STATED GOAL:
Please say how many lines of the listing hold "emails", with no other words in the answer.

DATA FOR THIS EXERCISE:

□ □ □ □

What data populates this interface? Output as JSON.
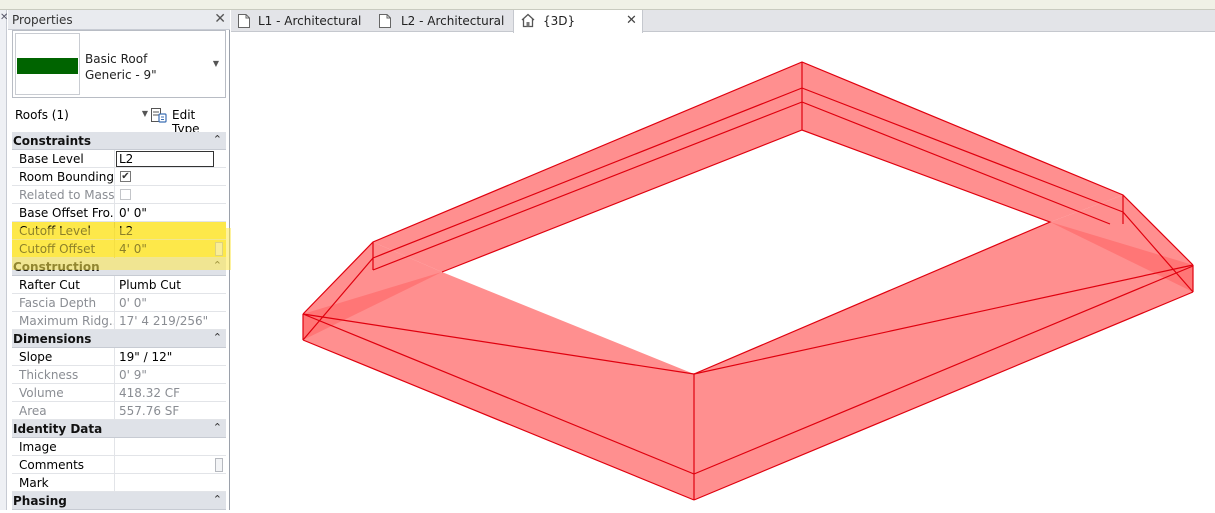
{
  "properties": {
    "title": "Properties",
    "type_selector": {
      "family": "Basic Roof",
      "type": "Generic - 9\"",
      "preview_color": "#006400"
    },
    "filter_value": "Roofs (1)",
    "edit_type_label": "Edit Type",
    "sections": {
      "constraints": {
        "title": "Constraints",
        "base_level": {
          "label": "Base Level",
          "value": "L2"
        },
        "room_bounding": {
          "label": "Room Bounding"
        },
        "related_to_mass": {
          "label": "Related to Mass"
        },
        "base_offset": {
          "label": "Base Offset Fro...",
          "value": "0'  0\""
        },
        "cutoff_level": {
          "label": "Cutoff Level",
          "value": "L2"
        },
        "cutoff_offset": {
          "label": "Cutoff Offset",
          "value": "4'  0\""
        }
      },
      "construction": {
        "title": "Construction",
        "rafter_cut": {
          "label": "Rafter Cut",
          "value": "Plumb Cut"
        },
        "fascia_depth": {
          "label": "Fascia Depth",
          "value": "0'  0\""
        },
        "max_ridge": {
          "label": "Maximum Ridg...",
          "value": "17'  4 219/256\""
        }
      },
      "dimensions": {
        "title": "Dimensions",
        "slope": {
          "label": "Slope",
          "value": "19\" / 12\""
        },
        "thickness": {
          "label": "Thickness",
          "value": "0'  9\""
        },
        "volume": {
          "label": "Volume",
          "value": "418.32 CF"
        },
        "area": {
          "label": "Area",
          "value": "557.76 SF"
        }
      },
      "identity": {
        "title": "Identity Data",
        "image": {
          "label": "Image"
        },
        "comments": {
          "label": "Comments"
        },
        "mark": {
          "label": "Mark"
        }
      },
      "phasing": {
        "title": "Phasing"
      }
    }
  },
  "tabs": [
    {
      "label": "L1 - Architectural"
    },
    {
      "label": "L2 - Architectural"
    },
    {
      "label": "{3D}"
    }
  ],
  "colors": {
    "highlight": "#fde84a",
    "roof_fill": "#ff6f6f",
    "roof_edge": "#e0000e"
  },
  "icons": {
    "view_tab": "sheet-icon",
    "active_view": "home-3d-icon",
    "edit_type": "edit-type-icon",
    "close": "close-icon",
    "collapse": "chevron-double-up-icon"
  }
}
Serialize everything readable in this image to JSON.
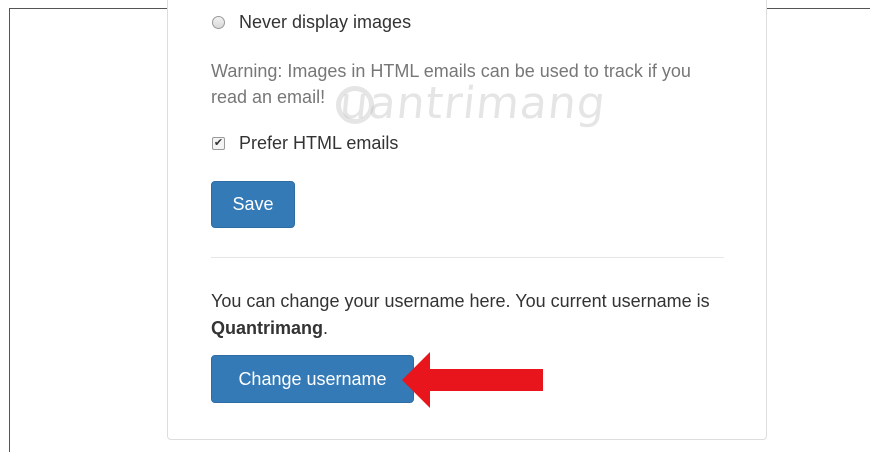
{
  "settings": {
    "radio_never_label": "Never display images",
    "warning_text": "Warning: Images in HTML emails can be used to track if you read an email!",
    "prefer_html_label": "Prefer HTML emails",
    "prefer_html_checked": true,
    "save_label": "Save"
  },
  "username": {
    "info_prefix": "You can change your username here. You current username is ",
    "current_username": "Quantrimang",
    "info_suffix": ".",
    "change_label": "Change username"
  },
  "watermark": {
    "text": "uantrimang"
  },
  "colors": {
    "button_primary": "#337ab7",
    "arrow": "#e8161c"
  }
}
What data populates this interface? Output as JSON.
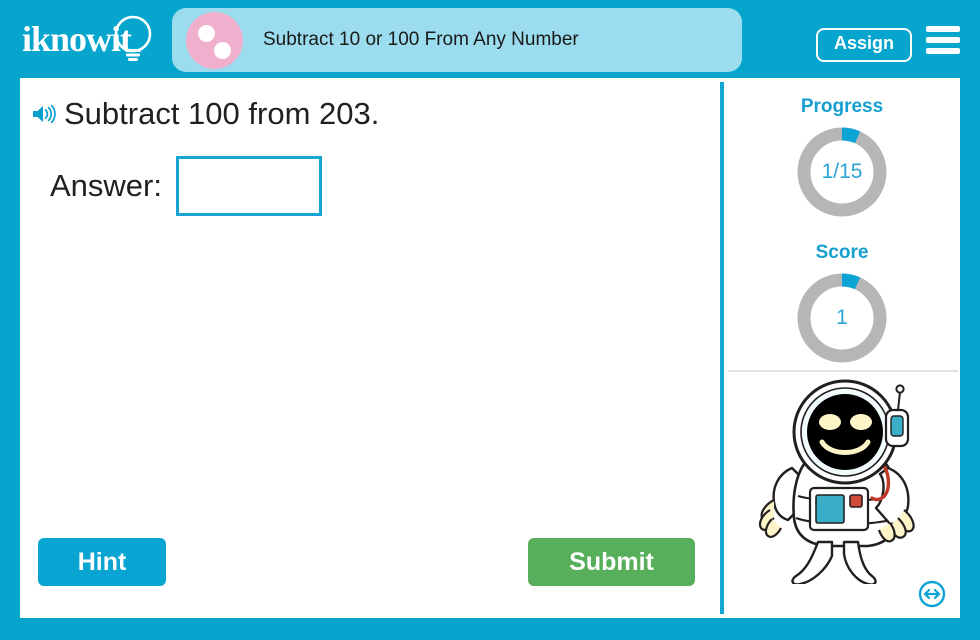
{
  "brand": {
    "logo_text": "iknowit",
    "logo_icon": "lightbulb-icon",
    "primary_color": "#06a5ce",
    "pill_color": "#9bdcee",
    "avatar_color": "#efafcd",
    "accent_blue": "#17a5d4",
    "submit_green": "#57ae5b",
    "ring_grey": "#b6b6b6"
  },
  "header": {
    "lesson_title": "Subtract 10 or 100 From Any Number",
    "assign_label": "Assign",
    "menu_icon": "hamburger-menu-icon",
    "avatar_icon": "pink-dots-avatar-icon"
  },
  "question": {
    "speaker_icon": "speaker-audio-icon",
    "prompt": "Subtract 100 from 203.",
    "answer_label": "Answer:",
    "answer_value": "",
    "answer_placeholder": ""
  },
  "actions": {
    "hint_label": "Hint",
    "submit_label": "Submit"
  },
  "sidebar": {
    "progress": {
      "title": "Progress",
      "value_text": "1/15",
      "current": 1,
      "total": 15,
      "percent": 6.7
    },
    "score": {
      "title": "Score",
      "value_text": "1",
      "value": 1,
      "percent": 6.7
    },
    "mascot_icon": "astronaut-mascot-icon",
    "resize_icon": "resize-horizontal-icon"
  }
}
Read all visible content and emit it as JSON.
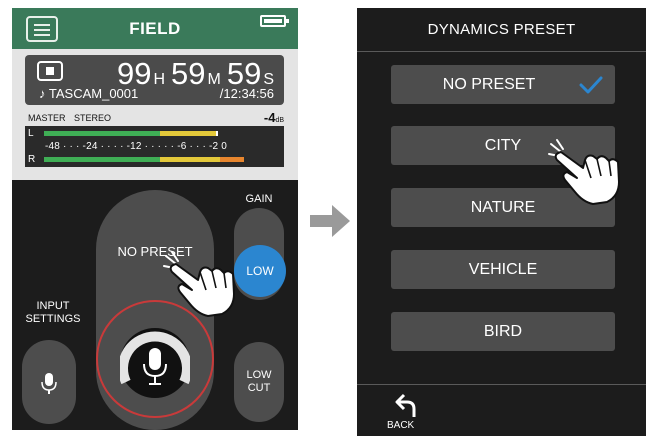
{
  "left_screen": {
    "title": "FIELD",
    "timecode": {
      "hours": "99",
      "h_unit": "H",
      "minutes": "59",
      "m_unit": "M",
      "seconds": "59",
      "s_unit": "S"
    },
    "file_name": "♪ TASCAM_0001",
    "remaining_time": "/12:34:56",
    "meter": {
      "master_label": "MASTER",
      "mode_label": "STEREO",
      "level_value": "-4",
      "level_unit": "dB",
      "left_channel": "L",
      "right_channel": "R",
      "scale": "-48 · · · -24 · · · · -12 · · · · · -6 · · · -2 0"
    },
    "preset_knob_label": "NO PRESET",
    "gain_label": "GAIN",
    "gain_value": "LOW",
    "input_settings_label": "INPUT\nSETTINGS",
    "low_cut_label": "LOW\nCUT",
    "colors": {
      "header": "#3a7a5a",
      "gain_selected": "#2b86d0",
      "record_ring": "#c93a3a"
    }
  },
  "right_screen": {
    "title": "DYNAMICS PRESET",
    "presets": [
      {
        "label": "NO PRESET",
        "selected": true
      },
      {
        "label": "CITY",
        "selected": false
      },
      {
        "label": "NATURE",
        "selected": false
      },
      {
        "label": "VEHICLE",
        "selected": false
      },
      {
        "label": "BIRD",
        "selected": false
      }
    ],
    "back_label": "BACK",
    "colors": {
      "check": "#2b86d0"
    }
  },
  "icons": [
    "menu-icon",
    "battery-icon",
    "stop-icon",
    "mic-icon",
    "arrow-right-icon",
    "checkmark-icon",
    "back-icon",
    "tap-hand-icon"
  ]
}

□ □ □ □

RESULT FOR THIS EXERCISE:
2